**PROVIDED DATA**
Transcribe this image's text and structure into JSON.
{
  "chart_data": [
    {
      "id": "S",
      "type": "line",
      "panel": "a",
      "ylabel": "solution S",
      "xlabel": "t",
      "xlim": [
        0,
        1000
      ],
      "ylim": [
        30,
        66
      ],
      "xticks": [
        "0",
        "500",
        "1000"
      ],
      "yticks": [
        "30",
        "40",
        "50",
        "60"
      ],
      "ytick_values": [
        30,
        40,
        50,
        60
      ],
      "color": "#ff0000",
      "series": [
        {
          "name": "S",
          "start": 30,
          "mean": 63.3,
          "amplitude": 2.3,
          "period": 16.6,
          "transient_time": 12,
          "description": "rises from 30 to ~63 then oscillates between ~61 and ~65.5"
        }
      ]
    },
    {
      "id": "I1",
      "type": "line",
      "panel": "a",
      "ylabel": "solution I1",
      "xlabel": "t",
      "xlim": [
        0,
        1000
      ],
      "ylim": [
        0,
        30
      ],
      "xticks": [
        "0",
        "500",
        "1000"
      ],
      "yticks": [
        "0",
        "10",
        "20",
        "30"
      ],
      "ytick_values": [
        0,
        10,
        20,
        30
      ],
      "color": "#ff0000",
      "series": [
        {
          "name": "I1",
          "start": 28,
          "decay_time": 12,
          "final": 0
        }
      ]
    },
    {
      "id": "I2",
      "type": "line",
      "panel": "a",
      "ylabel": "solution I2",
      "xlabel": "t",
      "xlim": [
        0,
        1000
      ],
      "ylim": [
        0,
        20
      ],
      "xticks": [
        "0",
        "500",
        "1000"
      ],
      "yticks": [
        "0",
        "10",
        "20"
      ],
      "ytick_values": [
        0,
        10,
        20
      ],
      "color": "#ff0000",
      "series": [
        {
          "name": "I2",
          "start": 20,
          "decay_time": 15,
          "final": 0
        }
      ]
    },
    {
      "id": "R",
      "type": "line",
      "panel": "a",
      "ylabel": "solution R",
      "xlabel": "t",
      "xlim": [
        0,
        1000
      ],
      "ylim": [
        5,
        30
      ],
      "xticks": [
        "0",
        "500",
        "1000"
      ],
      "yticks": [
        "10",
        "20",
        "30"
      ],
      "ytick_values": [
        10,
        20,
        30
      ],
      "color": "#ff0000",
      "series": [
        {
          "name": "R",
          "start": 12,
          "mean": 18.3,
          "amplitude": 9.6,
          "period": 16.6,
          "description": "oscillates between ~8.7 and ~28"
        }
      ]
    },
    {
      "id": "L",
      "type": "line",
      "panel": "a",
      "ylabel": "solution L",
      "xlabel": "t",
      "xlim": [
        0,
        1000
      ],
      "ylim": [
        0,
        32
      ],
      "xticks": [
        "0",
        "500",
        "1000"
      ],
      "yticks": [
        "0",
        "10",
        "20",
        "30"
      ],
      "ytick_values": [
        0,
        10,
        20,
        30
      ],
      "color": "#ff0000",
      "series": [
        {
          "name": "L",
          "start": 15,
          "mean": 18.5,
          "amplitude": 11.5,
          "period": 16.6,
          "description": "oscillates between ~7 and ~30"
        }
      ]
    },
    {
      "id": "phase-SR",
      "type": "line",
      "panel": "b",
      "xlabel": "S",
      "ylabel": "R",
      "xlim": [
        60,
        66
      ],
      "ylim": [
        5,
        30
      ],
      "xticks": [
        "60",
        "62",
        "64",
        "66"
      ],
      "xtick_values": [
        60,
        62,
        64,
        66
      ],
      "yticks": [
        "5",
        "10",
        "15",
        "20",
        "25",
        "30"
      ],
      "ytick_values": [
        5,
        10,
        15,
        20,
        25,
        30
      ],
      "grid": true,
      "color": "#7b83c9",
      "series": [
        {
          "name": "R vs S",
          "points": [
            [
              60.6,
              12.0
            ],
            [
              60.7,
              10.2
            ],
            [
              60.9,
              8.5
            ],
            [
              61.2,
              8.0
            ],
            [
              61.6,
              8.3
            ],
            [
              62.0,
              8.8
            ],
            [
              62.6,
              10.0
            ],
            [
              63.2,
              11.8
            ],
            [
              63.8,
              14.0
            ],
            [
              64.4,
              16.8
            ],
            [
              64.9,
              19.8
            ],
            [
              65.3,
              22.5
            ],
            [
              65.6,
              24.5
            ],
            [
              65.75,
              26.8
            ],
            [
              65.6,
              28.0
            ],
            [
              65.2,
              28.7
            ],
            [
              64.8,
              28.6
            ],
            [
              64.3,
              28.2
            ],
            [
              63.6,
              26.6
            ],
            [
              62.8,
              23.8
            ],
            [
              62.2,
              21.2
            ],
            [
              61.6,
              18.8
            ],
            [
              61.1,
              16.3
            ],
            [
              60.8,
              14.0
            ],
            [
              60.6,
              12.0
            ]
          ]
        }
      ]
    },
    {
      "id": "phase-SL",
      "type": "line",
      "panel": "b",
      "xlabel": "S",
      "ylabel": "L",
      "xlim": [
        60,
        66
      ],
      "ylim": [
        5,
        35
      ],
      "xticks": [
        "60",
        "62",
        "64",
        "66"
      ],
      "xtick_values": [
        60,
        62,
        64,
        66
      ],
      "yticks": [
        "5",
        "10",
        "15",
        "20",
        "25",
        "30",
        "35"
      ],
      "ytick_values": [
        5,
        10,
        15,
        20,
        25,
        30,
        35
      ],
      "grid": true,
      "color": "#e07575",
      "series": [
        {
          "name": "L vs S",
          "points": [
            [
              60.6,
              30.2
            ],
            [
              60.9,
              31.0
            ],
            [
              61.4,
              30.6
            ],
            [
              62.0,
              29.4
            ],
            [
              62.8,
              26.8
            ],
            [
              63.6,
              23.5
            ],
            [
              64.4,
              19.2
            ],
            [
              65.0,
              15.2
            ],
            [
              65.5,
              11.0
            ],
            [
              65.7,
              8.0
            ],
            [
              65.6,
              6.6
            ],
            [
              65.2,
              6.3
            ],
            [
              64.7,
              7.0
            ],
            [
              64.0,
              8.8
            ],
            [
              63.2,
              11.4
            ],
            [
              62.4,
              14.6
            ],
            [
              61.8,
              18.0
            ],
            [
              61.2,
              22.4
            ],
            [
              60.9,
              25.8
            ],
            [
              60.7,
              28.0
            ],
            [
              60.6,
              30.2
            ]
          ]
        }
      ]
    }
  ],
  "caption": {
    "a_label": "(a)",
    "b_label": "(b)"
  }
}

**PROBLEM**
How many of these lines contain "amplitude"? Write only the number.

**THE REPLY**
3